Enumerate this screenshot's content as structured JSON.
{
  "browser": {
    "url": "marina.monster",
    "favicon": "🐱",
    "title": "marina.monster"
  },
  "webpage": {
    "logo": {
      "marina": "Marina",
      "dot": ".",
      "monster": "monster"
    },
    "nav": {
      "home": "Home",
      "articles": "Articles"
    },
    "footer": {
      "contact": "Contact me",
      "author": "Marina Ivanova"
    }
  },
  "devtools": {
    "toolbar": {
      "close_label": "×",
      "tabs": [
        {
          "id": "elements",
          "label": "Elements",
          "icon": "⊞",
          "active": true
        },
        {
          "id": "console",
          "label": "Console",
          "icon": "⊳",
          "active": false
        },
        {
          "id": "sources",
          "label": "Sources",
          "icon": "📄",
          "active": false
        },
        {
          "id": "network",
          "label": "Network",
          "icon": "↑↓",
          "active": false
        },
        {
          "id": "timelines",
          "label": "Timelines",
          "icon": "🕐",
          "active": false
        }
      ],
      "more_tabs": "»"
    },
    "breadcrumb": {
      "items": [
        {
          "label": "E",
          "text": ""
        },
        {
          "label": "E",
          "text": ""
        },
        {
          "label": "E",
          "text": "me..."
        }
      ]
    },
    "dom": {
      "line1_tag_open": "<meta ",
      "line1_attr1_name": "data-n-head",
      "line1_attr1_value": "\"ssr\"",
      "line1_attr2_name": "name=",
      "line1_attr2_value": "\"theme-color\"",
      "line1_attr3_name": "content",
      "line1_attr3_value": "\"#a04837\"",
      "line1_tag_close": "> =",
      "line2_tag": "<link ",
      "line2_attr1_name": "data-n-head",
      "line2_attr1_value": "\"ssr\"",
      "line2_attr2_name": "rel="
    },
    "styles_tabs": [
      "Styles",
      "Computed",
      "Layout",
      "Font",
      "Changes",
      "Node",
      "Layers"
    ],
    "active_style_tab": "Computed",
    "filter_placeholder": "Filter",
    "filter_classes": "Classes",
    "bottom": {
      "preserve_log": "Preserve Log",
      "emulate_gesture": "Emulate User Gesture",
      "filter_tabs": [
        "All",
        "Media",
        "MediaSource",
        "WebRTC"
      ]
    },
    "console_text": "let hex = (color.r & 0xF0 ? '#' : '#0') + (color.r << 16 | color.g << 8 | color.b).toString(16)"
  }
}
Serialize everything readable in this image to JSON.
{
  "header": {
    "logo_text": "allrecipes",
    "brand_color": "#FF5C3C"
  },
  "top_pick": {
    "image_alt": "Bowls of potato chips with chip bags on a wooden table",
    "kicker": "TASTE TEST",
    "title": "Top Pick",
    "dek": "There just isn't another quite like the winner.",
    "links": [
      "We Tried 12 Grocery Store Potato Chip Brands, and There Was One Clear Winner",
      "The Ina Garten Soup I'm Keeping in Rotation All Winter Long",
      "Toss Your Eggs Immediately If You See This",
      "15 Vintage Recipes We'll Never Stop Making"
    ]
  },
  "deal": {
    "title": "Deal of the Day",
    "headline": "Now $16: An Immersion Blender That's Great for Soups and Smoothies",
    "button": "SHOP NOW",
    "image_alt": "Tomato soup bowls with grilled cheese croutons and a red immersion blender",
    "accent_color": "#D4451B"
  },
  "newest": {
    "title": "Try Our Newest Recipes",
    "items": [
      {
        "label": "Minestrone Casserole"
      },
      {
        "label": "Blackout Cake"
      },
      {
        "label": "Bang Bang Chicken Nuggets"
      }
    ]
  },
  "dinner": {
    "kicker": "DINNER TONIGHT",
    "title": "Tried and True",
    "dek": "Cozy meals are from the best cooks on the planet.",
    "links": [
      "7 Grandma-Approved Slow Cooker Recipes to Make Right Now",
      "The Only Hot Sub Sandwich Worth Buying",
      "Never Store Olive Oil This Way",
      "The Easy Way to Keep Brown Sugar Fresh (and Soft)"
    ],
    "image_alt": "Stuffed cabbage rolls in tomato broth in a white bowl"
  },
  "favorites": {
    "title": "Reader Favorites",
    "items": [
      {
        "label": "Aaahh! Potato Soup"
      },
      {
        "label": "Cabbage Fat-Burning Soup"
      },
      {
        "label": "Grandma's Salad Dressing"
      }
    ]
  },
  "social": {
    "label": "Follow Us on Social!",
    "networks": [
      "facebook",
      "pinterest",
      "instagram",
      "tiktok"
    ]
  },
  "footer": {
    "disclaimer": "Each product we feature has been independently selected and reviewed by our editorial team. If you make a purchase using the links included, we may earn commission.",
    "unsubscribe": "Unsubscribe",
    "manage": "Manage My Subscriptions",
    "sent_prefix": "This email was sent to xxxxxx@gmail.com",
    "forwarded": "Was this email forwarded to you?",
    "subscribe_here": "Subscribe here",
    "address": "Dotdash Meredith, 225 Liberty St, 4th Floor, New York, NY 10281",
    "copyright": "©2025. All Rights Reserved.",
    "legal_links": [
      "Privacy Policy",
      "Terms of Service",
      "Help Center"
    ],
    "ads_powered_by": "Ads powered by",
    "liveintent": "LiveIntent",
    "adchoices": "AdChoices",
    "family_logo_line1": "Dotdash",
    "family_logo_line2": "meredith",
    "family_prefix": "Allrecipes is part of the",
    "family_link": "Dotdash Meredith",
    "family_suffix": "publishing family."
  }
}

* [Instructions for the task]: Every entry must be quoted exactly as it appears above.

* [The reply]:
Enumerate this screenshot's content as structured JSON.
{
  "browser": {
    "url": "marina.monster",
    "favicon": "🐱",
    "title": "marina.monster"
  },
  "webpage": {
    "logo": {
      "marina": "Marina",
      "dot": ".",
      "monster": "monster"
    },
    "nav": {
      "home": "Home",
      "articles": "Articles"
    },
    "footer": {
      "contact": "Contact me",
      "author": "Marina Ivanova"
    }
  },
  "devtools": {
    "toolbar": {
      "close_label": "×",
      "tabs": [
        {
          "id": "elements",
          "label": "Elements",
          "icon": "⊞",
          "active": true
        },
        {
          "id": "console",
          "label": "Console",
          "icon": "⊳",
          "active": false
        },
        {
          "id": "sources",
          "label": "Sources",
          "icon": "📄",
          "active": false
        },
        {
          "id": "network",
          "label": "Network",
          "icon": "↑↓",
          "active": false
        },
        {
          "id": "timelines",
          "label": "Timelines",
          "icon": "🕐",
          "active": false
        }
      ],
      "more_tabs": "»"
    },
    "breadcrumb": {
      "items": [
        {
          "label": "E",
          "text": ""
        },
        {
          "label": "E",
          "text": ""
        },
        {
          "label": "E",
          "text": "me..."
        }
      ]
    },
    "dom": {
      "line1_tag_open": "<meta ",
      "line1_attr1_name": "data-n-head",
      "line1_attr1_value": "\"ssr\"",
      "line1_attr2_name": "name=",
      "line1_attr2_value": "\"theme-color\"",
      "line1_attr3_name": "content",
      "line1_attr3_value": "\"#a04837\"",
      "line1_tag_close": "> =",
      "line2_tag": "<link ",
      "line2_attr1_name": "data-n-head",
      "line2_attr1_value": "\"ssr\"",
      "line2_attr2_name": "rel="
    },
    "styles_tabs": [
      "Styles",
      "Computed",
      "Layout",
      "Font",
      "Changes",
      "Node",
      "Layers"
    ],
    "active_style_tab": "Computed",
    "filter_placeholder": "Filter",
    "filter_classes": "Classes",
    "bottom": {
      "preserve_log": "Preserve Log",
      "emulate_gesture": "Emulate User Gesture",
      "filter_tabs": [
        "All",
        "Media",
        "MediaSource",
        "WebRTC"
      ]
    },
    "console_text": "let hex = (color.r & 0xF0 ? '#' : '#0') + (color.r << 16 | color.g << 8 | color.b).toString(16)"
  }
}
Serialize everything readable in this image to JSON.
{
  "header": {
    "logo_text": "allrecipes",
    "brand_color": "#FF5C3C"
  },
  "top_pick": {
    "image_alt": "Bowls of potato chips with chip bags on a wooden table",
    "kicker": "TASTE TEST",
    "title": "Top Pick",
    "dek": "There just isn't another quite like the winner.",
    "links": [
      "We Tried 12 Grocery Store Potato Chip Brands, and There Was One Clear Winner",
      "The Ina Garten Soup I'm Keeping in Rotation All Winter Long",
      "Toss Your Eggs Immediately If You See This",
      "15 Vintage Recipes We'll Never Stop Making"
    ]
  },
  "deal": {
    "title": "Deal of the Day",
    "headline": "Now $16: An Immersion Blender That's Great for Soups and Smoothies",
    "button": "SHOP NOW",
    "image_alt": "Tomato soup bowls with grilled cheese croutons and a red immersion blender",
    "accent_color": "#D4451B"
  },
  "newest": {
    "title": "Try Our Newest Recipes",
    "items": [
      {
        "label": "Minestrone Casserole"
      },
      {
        "label": "Blackout Cake"
      },
      {
        "label": "Bang Bang Chicken Nuggets"
      }
    ]
  },
  "dinner": {
    "kicker": "DINNER TONIGHT",
    "title": "Tried and True",
    "dek": "Cozy meals are from the best cooks on the planet.",
    "links": [
      "7 Grandma-Approved Slow Cooker Recipes to Make Right Now",
      "The Only Hot Sub Sandwich Worth Buying",
      "Never Store Olive Oil This Way",
      "The Easy Way to Keep Brown Sugar Fresh (and Soft)"
    ],
    "image_alt": "Stuffed cabbage rolls in tomato broth in a white bowl"
  },
  "favorites": {
    "title": "Reader Favorites",
    "items": [
      {
        "label": "Aaahh! Potato Soup"
      },
      {
        "label": "Cabbage Fat-Burning Soup"
      },
      {
        "label": "Grandma's Salad Dressing"
      }
    ]
  },
  "social": {
    "label": "Follow Us on Social!",
    "networks": [
      "facebook",
      "pinterest",
      "instagram",
      "tiktok"
    ]
  },
  "footer": {
    "disclaimer": "Each product we feature has been independently selected and reviewed by our editorial team. If you make a purchase using the links included, we may earn commission.",
    "unsubscribe": "Unsubscribe",
    "manage": "Manage My Subscriptions",
    "sent_prefix": "This email was sent to xxxxxx@gmail.com",
    "forwarded": "Was this email forwarded to you?",
    "subscribe_here": "Subscribe here",
    "address": "Dotdash Meredith, 225 Liberty St, 4th Floor, New York, NY 10281",
    "copyright": "©2025. All Rights Reserved.",
    "legal_links": [
      "Privacy Policy",
      "Terms of Service",
      "Help Center"
    ],
    "ads_powered_by": "Ads powered by",
    "liveintent": "LiveIntent",
    "adchoices": "AdChoices",
    "family_logo_line1": "Dotdash",
    "family_logo_line2": "meredith",
    "family_prefix": "Allrecipes is part of the",
    "family_link": "Dotdash Meredith",
    "family_suffix": "publishing family."
  }
}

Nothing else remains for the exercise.